■ **EXERCISE TASK 1**
Transcribe the patent excerpt from "BACKGROUND OF THE" to "efficient credentials management.".
■ **EXERCISE TASK 2**
For each statement, answer yes or no as to whether the patent excerpt agrees with it, and quote the deciding words of the patent excerpt: (a) the server selects the credential token for the communication between the first client and the second client; (b) confidentiality is typically protected using keyed hashing; (c) the provisional application was filed on Aug. 17, 2009.

#### EXCERPT

Abstract:
A method, server and client for protecting communications among a plurality of clients, for use in a networked communication system comprising a server and the plurality of clients, the plurality of clients comprising at least a first client and a second client, are provided. The method includes communicating, from the first client to the server, a request for a credential token for a communication between the first client and the second client, selecting, by the server, the credential token for the communication between the first client and the second client, communicating, from the server to each of the first client and the second client, the selected credential token, and communicating, between the first client and the second client using security algorithms and information contained in the credential token received from the server.

Description:
CROSS-REFERENCE TO RELATED APPLICATION 
       [0001]    This application claims the benefit under 35 U.S.C. §119(e) of a U.S. Provisional application filed on Aug. 17, 2009 in the U.S. Patent and Trademark Office and assigned Ser. No. 61/234,607, the entire disclosure of which is hereby incorporated by reference. 
     
    
     BACKGROUND OF THE INVENTION 
       [0002]    1. Field of the Invention 
         [0003]    The present invention relates to techniques for providing secure communications among clients. More particularly, the present invention relates to techniques for providing secure communications among clients with efficient credentials management. 
         [0004]    2. Description of the Related Art 
         [0005]    In a networked environment where information is exchanged over public networks, security attacks on communications are a major concern. To protect the security of information being exchanged among participating entities in the network, various security mechanisms have and are being developed and deployed. The main properties of information that need to be protected include confidentiality, integrity, authenticity and availability. Confidentiality may be protected using encryption techniques, while other techniques, such as keyed hashing, are typically used to protect integrity and authenticity. 
         [0006]    One of the major challenges in deploying security protection mechanisms for a networked communication system is the management of credentials, such as cryptographic keys, that are necessary for cryptographic techniques, such as encryption and keyed hashing. If keys are compromised, the security of the system is compromised. Furthermore, management of the various credentials for communicating with multiple other entities could be complex and resource consuming for communicating clients and thus could be prohibitive in a resource constrained environment, such as where mobile terminals are involved.

########
#### INFORMATION PROVIDED

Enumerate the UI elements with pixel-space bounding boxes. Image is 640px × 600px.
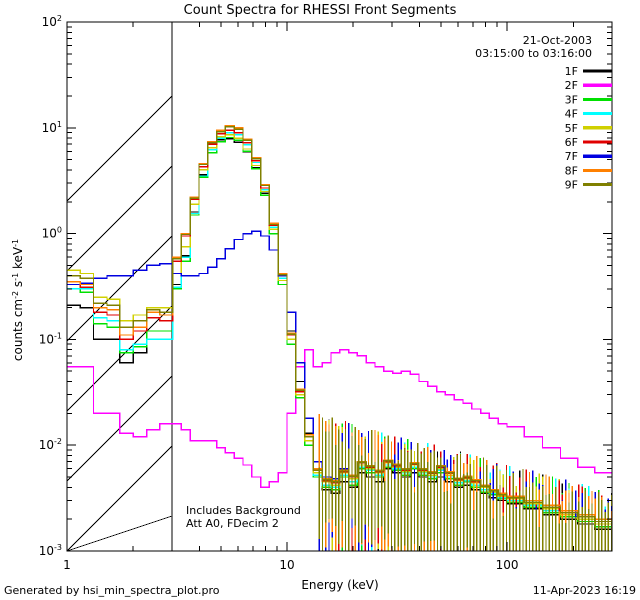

########

■ **CORRECT ANSWER 1**
BACKGROUND OF THE INVENTION 
       [0002]    1. Field of the Invention 
         [0003]    The present invention relates to techniques for providing secure communications among clients. More particularly, the present invention relates to techniques for providing secure communications among clients with efficient credentials management.

■ **CORRECT ANSWER 2**
(a) Yes: "selecting, by the server, the credential token for the communication between the first client and the second client"
(b) No: "Confidentiality may be protected using encryption techniques, while other techniques, such as keyed hashing, are typically used to protect integrity and authenticity."
(c) Yes: "a U.S. Provisional application filed on Aug. 17, 2009 in the U.S. Patent and Trademark Office"